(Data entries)
= = = = =

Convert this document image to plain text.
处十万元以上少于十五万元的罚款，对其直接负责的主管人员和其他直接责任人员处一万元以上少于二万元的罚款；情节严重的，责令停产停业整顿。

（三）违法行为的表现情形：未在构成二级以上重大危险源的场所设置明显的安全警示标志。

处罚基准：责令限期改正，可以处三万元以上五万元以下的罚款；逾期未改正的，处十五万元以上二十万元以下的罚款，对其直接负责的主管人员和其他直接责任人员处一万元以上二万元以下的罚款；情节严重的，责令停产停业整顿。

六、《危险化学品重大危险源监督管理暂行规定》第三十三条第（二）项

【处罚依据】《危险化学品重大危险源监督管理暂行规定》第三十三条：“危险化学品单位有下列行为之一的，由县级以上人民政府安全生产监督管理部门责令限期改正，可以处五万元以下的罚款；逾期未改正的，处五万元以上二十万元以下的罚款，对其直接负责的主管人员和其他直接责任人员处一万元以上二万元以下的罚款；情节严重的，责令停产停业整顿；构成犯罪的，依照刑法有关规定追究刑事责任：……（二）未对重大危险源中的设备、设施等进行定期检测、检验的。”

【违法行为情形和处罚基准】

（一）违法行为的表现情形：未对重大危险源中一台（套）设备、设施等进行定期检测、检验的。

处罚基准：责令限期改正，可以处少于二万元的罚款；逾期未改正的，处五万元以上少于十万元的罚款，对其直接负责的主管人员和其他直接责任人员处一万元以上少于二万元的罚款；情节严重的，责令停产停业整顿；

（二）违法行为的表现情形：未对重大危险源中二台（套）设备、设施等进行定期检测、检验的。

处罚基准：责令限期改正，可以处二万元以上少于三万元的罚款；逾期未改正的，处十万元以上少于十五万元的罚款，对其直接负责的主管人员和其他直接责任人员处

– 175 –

= = = = =

» SHORT TASK: The data above must be returned in full, exactly as written.

» COMPLETE OUTPUT:
Convert this document image to plain text.
处十万元以上少于十五万元的罚款，对其直接负责的主管人员和其他直接责任人员处一万元以上少于二万元的罚款；情节严重的，责令停产停业整顿。

（三）违法行为的表现情形：未在构成二级以上重大危险源的场所设置明显的安全警示标志。

处罚基准：责令限期改正，可以处三万元以上五万元以下的罚款；逾期未改正的，处十五万元以上二十万元以下的罚款，对其直接负责的主管人员和其他直接责任人员处一万元以上二万元以下的罚款；情节严重的，责令停产停业整顿。

六、《危险化学品重大危险源监督管理暂行规定》第三十三条第（二）项

【处罚依据】《危险化学品重大危险源监督管理暂行规定》第三十三条：“危险化学品单位有下列行为之一的，由县级以上人民政府安全生产监督管理部门责令限期改正，可以处五万元以下的罚款；逾期未改正的，处五万元以上二十万元以下的罚款，对其直接负责的主管人员和其他直接责任人员处一万元以上二万元以下的罚款；情节严重的，责令停产停业整顿；构成犯罪的，依照刑法有关规定追究刑事责任：……（二）未对重大危险源中的设备、设施等进行定期检测、检验的。”

【违法行为情形和处罚基准】

（一）违法行为的表现情形：未对重大危险源中一台（套）设备、设施等进行定期检测、检验的。

处罚基准：责令限期改正，可以处少于二万元的罚款；逾期未改正的，处五万元以上少于十万元的罚款，对其直接负责的主管人员和其他直接责任人员处一万元以上少于二万元的罚款；情节严重的，责令停产停业整顿；

（二）违法行为的表现情形：未对重大危险源中二台（套）设备、设施等进行定期检测、检验的。

处罚基准：责令限期改正，可以处二万元以上少于三万元的罚款；逾期未改正的，处十万元以上少于十五万元的罚款，对其直接负责的主管人员和其他直接责任人员处

– 175 –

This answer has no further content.